Exercise brief:
Rewrite every item below as a numbered list, omitting any blank lines.

** START Extracted records **

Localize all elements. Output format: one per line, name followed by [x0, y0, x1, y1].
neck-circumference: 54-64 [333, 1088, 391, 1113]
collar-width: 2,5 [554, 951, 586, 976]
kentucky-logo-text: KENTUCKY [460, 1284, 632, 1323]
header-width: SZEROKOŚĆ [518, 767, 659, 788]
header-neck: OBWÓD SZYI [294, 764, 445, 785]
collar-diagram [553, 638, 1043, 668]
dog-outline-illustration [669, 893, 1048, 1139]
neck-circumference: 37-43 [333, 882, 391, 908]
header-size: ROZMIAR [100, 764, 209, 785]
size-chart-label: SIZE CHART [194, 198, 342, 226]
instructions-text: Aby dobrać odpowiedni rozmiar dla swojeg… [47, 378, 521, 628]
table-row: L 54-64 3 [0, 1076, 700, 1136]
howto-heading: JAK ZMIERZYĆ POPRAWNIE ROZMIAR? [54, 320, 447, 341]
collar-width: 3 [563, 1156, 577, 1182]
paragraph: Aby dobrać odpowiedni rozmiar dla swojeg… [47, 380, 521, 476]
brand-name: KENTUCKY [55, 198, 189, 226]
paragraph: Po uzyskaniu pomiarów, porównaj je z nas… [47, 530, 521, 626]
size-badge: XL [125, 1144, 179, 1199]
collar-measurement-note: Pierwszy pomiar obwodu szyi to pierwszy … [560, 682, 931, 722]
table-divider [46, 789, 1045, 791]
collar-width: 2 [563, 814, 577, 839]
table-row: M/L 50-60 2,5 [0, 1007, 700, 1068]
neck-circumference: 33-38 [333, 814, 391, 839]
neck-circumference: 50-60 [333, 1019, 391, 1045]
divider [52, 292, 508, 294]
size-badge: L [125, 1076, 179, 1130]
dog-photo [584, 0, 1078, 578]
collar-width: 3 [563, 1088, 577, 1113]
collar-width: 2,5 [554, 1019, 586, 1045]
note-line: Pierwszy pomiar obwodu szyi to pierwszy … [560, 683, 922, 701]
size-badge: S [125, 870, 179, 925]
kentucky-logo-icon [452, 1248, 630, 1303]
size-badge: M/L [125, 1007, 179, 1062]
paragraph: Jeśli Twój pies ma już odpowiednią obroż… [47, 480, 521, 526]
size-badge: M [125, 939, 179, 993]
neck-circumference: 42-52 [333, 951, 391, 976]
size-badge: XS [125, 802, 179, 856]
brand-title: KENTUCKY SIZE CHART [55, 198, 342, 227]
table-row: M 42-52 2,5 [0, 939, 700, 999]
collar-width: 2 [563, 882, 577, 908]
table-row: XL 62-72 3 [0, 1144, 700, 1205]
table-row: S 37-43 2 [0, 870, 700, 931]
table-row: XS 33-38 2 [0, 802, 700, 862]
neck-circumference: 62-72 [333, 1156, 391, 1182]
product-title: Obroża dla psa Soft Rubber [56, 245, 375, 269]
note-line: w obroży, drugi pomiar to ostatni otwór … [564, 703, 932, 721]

** END Extracted records **

Written answer:
1. Localize all elements. Output format: one per line, name followed by [x0, y0, x1, y1].
2. neck-circumference: 54-64 [333, 1088, 391, 1113]
3. collar-width: 2,5 [554, 951, 586, 976]
4. kentucky-logo-text: KENTUCKY [460, 1284, 632, 1323]
5. header-width: SZEROKOŚĆ [518, 767, 659, 788]
6. header-neck: OBWÓD SZYI [294, 764, 445, 785]
7. collar-diagram [553, 638, 1043, 668]
8. dog-outline-illustration [669, 893, 1048, 1139]
9. neck-circumference: 37-43 [333, 882, 391, 908]
10. header-size: ROZMIAR [100, 764, 209, 785]
11. size-chart-label: SIZE CHART [194, 198, 342, 226]
12. instructions-text: Aby dobrać odpowiedni rozmiar dla swojeg… [47, 378, 521, 628]
13. table-row: L 54-64 3 [0, 1076, 700, 1136]
14. howto-heading: JAK ZMIERZYĆ POPRAWNIE ROZMIAR? [54, 320, 447, 341]
15. collar-width: 3 [563, 1156, 577, 1182]
16. paragraph: Aby dobrać odpowiedni rozmiar dla swojeg… [47, 380, 521, 476]
17. brand-name: KENTUCKY [55, 198, 189, 226]
18. paragraph: Po uzyskaniu pomiarów, porównaj je z nas… [47, 530, 521, 626]
19. size-badge: XL [125, 1144, 179, 1199]
20. collar-measurement-note: Pierwszy pomiar obwodu szyi to pierwszy … [560, 682, 931, 722]
21. table-divider [46, 789, 1045, 791]
22. collar-width: 2 [563, 814, 577, 839]
23. table-row: M/L 50-60 2,5 [0, 1007, 700, 1068]
24. neck-circumference: 33-38 [333, 814, 391, 839]
25. neck-circumference: 50-60 [333, 1019, 391, 1045]
26. divider [52, 292, 508, 294]
27. size-badge: L [125, 1076, 179, 1130]
28. dog-photo [584, 0, 1078, 578]
29. collar-width: 3 [563, 1088, 577, 1113]
30. collar-width: 2,5 [554, 1019, 586, 1045]
31. note-line: Pierwszy pomiar obwodu szyi to pierwszy … [560, 683, 922, 701]
32. size-badge: S [125, 870, 179, 925]
33. kentucky-logo-icon [452, 1248, 630, 1303]
34. size-badge: M/L [125, 1007, 179, 1062]
35. paragraph: Jeśli Twój pies ma już odpowiednią obroż… [47, 480, 521, 526]
36. size-badge: M [125, 939, 179, 993]
37. neck-circumference: 42-52 [333, 951, 391, 976]
38. size-badge: XS [125, 802, 179, 856]
39. brand-title: KENTUCKY SIZE CHART [55, 198, 342, 227]
40. table-row: M 42-52 2,5 [0, 939, 700, 999]
41. collar-width: 2 [563, 882, 577, 908]
42. table-row: XL 62-72 3 [0, 1144, 700, 1205]
43. table-row: S 37-43 2 [0, 870, 700, 931]
44. table-row: XS 33-38 2 [0, 802, 700, 862]
45. neck-circumference: 62-72 [333, 1156, 391, 1182]
46. product-title: Obroża dla psa Soft Rubber [56, 245, 375, 269]
47. note-line: w obroży, drugi pomiar to ostatni otwór … [564, 703, 932, 721]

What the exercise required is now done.